Stated problem: Restate all of the data exactly.
◆ ◆ ◆ ◆ ◆
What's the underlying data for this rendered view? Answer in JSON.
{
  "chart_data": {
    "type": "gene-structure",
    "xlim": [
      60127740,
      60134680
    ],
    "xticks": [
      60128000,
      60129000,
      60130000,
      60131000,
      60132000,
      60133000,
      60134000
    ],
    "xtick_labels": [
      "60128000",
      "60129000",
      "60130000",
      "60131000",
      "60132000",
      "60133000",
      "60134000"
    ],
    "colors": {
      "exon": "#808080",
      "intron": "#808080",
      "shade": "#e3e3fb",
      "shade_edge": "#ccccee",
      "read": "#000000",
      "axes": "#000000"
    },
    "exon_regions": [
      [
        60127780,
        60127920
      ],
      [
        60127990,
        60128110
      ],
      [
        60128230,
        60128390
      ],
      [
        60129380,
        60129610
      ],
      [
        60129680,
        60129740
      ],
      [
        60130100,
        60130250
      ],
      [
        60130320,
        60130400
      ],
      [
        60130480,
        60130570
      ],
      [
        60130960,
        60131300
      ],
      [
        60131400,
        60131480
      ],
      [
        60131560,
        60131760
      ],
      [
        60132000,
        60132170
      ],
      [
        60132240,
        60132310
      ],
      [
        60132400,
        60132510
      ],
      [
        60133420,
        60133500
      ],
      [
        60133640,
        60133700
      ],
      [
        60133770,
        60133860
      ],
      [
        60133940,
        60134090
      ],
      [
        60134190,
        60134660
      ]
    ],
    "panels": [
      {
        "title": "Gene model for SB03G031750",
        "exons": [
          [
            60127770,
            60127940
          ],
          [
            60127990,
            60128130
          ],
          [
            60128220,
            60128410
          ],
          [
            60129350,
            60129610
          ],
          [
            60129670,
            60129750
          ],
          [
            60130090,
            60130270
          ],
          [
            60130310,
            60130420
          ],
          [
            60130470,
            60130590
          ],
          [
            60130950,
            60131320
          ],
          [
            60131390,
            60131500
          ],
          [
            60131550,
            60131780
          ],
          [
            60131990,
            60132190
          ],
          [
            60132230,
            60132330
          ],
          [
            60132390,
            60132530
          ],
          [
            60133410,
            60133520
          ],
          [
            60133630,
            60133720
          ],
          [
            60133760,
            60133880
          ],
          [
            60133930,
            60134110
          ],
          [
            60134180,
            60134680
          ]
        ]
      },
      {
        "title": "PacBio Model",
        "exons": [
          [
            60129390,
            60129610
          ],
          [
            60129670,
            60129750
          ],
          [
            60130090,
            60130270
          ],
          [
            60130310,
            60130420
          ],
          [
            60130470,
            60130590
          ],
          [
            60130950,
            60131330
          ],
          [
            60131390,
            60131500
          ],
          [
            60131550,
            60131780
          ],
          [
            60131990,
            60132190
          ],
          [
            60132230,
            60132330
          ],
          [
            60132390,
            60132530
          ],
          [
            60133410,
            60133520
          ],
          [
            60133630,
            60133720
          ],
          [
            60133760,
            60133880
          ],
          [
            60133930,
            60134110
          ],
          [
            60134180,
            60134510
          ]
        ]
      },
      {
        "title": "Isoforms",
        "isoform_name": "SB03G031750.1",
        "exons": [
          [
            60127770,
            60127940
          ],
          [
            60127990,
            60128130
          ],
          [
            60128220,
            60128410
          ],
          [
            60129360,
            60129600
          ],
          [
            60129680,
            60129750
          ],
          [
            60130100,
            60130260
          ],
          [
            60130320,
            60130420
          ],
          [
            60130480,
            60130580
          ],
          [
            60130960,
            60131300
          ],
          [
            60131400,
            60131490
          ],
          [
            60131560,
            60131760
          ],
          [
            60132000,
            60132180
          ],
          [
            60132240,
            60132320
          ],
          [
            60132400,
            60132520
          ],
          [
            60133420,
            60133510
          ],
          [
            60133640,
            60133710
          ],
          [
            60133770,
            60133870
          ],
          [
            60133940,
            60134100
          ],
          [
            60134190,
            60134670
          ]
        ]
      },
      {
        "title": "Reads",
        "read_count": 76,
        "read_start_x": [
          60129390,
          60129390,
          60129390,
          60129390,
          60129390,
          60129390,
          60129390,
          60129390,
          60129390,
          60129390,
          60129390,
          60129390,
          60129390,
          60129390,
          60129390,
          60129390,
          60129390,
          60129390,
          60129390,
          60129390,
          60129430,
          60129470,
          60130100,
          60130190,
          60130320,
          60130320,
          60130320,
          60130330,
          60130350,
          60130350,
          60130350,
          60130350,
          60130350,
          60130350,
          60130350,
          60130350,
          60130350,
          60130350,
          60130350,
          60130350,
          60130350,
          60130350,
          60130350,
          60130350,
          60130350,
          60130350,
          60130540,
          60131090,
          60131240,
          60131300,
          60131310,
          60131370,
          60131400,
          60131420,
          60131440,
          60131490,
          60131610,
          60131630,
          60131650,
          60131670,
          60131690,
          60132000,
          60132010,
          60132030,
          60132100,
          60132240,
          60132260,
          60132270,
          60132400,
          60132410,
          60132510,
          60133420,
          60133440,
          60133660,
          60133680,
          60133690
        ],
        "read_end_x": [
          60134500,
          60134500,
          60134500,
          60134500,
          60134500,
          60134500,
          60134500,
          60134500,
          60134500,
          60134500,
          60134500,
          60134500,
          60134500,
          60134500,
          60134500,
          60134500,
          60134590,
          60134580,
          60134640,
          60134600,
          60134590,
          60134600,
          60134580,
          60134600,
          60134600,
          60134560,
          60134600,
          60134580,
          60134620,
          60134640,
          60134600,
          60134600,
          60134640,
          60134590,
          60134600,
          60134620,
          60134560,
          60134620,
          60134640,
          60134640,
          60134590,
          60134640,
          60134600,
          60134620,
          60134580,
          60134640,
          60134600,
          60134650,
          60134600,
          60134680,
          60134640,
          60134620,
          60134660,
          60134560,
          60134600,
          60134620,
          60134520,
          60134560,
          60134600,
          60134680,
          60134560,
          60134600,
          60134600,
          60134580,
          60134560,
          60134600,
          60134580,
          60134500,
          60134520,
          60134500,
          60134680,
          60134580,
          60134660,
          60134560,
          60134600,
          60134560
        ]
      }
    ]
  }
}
◆ ◆ ◆ ◆ ◆
Answer:
What's the underlying data for this rendered view? Answer in JSON.
{
  "chart_data": {
    "type": "gene-structure",
    "xlim": [
      60127740,
      60134680
    ],
    "xticks": [
      60128000,
      60129000,
      60130000,
      60131000,
      60132000,
      60133000,
      60134000
    ],
    "xtick_labels": [
      "60128000",
      "60129000",
      "60130000",
      "60131000",
      "60132000",
      "60133000",
      "60134000"
    ],
    "colors": {
      "exon": "#808080",
      "intron": "#808080",
      "shade": "#e3e3fb",
      "shade_edge": "#ccccee",
      "read": "#000000",
      "axes": "#000000"
    },
    "exon_regions": [
      [
        60127780,
        60127920
      ],
      [
        60127990,
        60128110
      ],
      [
        60128230,
        60128390
      ],
      [
        60129380,
        60129610
      ],
      [
        60129680,
        60129740
      ],
      [
        60130100,
        60130250
      ],
      [
        60130320,
        60130400
      ],
      [
        60130480,
        60130570
      ],
      [
        60130960,
        60131300
      ],
      [
        60131400,
        60131480
      ],
      [
        60131560,
        60131760
      ],
      [
        60132000,
        60132170
      ],
      [
        60132240,
        60132310
      ],
      [
        60132400,
        60132510
      ],
      [
        60133420,
        60133500
      ],
      [
        60133640,
        60133700
      ],
      [
        60133770,
        60133860
      ],
      [
        60133940,
        60134090
      ],
      [
        60134190,
        60134660
      ]
    ],
    "panels": [
      {
        "title": "Gene model for SB03G031750",
        "exons": [
          [
            60127770,
            60127940
          ],
          [
            60127990,
            60128130
          ],
          [
            60128220,
            60128410
          ],
          [
            60129350,
            60129610
          ],
          [
            60129670,
            60129750
          ],
          [
            60130090,
            60130270
          ],
          [
            60130310,
            60130420
          ],
          [
            60130470,
            60130590
          ],
          [
            60130950,
            60131320
          ],
          [
            60131390,
            60131500
          ],
          [
            60131550,
            60131780
          ],
          [
            60131990,
            60132190
          ],
          [
            60132230,
            60132330
          ],
          [
            60132390,
            60132530
          ],
          [
            60133410,
            60133520
          ],
          [
            60133630,
            60133720
          ],
          [
            60133760,
            60133880
          ],
          [
            60133930,
            60134110
          ],
          [
            60134180,
            60134680
          ]
        ]
      },
      {
        "title": "PacBio Model",
        "exons": [
          [
            60129390,
            60129610
          ],
          [
            60129670,
            60129750
          ],
          [
            60130090,
            60130270
          ],
          [
            60130310,
            60130420
          ],
          [
            60130470,
            60130590
          ],
          [
            60130950,
            60131330
          ],
          [
            60131390,
            60131500
          ],
          [
            60131550,
            60131780
          ],
          [
            60131990,
            60132190
          ],
          [
            60132230,
            60132330
          ],
          [
            60132390,
            60132530
          ],
          [
            60133410,
            60133520
          ],
          [
            60133630,
            60133720
          ],
          [
            60133760,
            60133880
          ],
          [
            60133930,
            60134110
          ],
          [
            60134180,
            60134510
          ]
        ]
      },
      {
        "title": "Isoforms",
        "isoform_name": "SB03G031750.1",
        "exons": [
          [
            60127770,
            60127940
          ],
          [
            60127990,
            60128130
          ],
          [
            60128220,
            60128410
          ],
          [
            60129360,
            60129600
          ],
          [
            60129680,
            60129750
          ],
          [
            60130100,
            60130260
          ],
          [
            60130320,
            60130420
          ],
          [
            60130480,
            60130580
          ],
          [
            60130960,
            60131300
          ],
          [
            60131400,
            60131490
          ],
          [
            60131560,
            60131760
          ],
          [
            60132000,
            60132180
          ],
          [
            60132240,
            60132320
          ],
          [
            60132400,
            60132520
          ],
          [
            60133420,
            60133510
          ],
          [
            60133640,
            60133710
          ],
          [
            60133770,
            60133870
          ],
          [
            60133940,
            60134100
          ],
          [
            60134190,
            60134670
          ]
        ]
      },
      {
        "title": "Reads",
        "read_count": 76,
        "read_start_x": [
          60129390,
          60129390,
          60129390,
          60129390,
          60129390,
          60129390,
          60129390,
          60129390,
          60129390,
          60129390,
          60129390,
          60129390,
          60129390,
          60129390,
          60129390,
          60129390,
          60129390,
          60129390,
          60129390,
          60129390,
          60129430,
          60129470,
          60130100,
          60130190,
          60130320,
          60130320,
          60130320,
          60130330,
          60130350,
          60130350,
          60130350,
          60130350,
          60130350,
          60130350,
          60130350,
          60130350,
          60130350,
          60130350,
          60130350,
          60130350,
          60130350,
          60130350,
          60130350,
          60130350,
          60130350,
          60130350,
          60130540,
          60131090,
          60131240,
          60131300,
          60131310,
          60131370,
          60131400,
          60131420,
          60131440,
          60131490,
          60131610,
          60131630,
          60131650,
          60131670,
          60131690,
          60132000,
          60132010,
          60132030,
          60132100,
          60132240,
          60132260,
          60132270,
          60132400,
          60132410,
          60132510,
          60133420,
          60133440,
          60133660,
          60133680,
          60133690
        ],
        "read_end_x": [
          60134500,
          60134500,
          60134500,
          60134500,
          60134500,
          60134500,
          60134500,
          60134500,
          60134500,
          60134500,
          60134500,
          60134500,
          60134500,
          60134500,
          60134500,
          60134500,
          60134590,
          60134580,
          60134640,
          60134600,
          60134590,
          60134600,
          60134580,
          60134600,
          60134600,
          60134560,
          60134600,
          60134580,
          60134620,
          60134640,
          60134600,
          60134600,
          60134640,
          60134590,
          60134600,
          60134620,
          60134560,
          60134620,
          60134640,
          60134640,
          60134590,
          60134640,
          60134600,
          60134620,
          60134580,
          60134640,
          60134600,
          60134650,
          60134600,
          60134680,
          60134640,
          60134620,
          60134660,
          60134560,
          60134600,
          60134620,
          60134520,
          60134560,
          60134600,
          60134680,
          60134560,
          60134600,
          60134600,
          60134580,
          60134560,
          60134600,
          60134580,
          60134500,
          60134520,
          60134500,
          60134680,
          60134580,
          60134660,
          60134560,
          60134600,
          60134560
        ]
      }
    ]
  }
}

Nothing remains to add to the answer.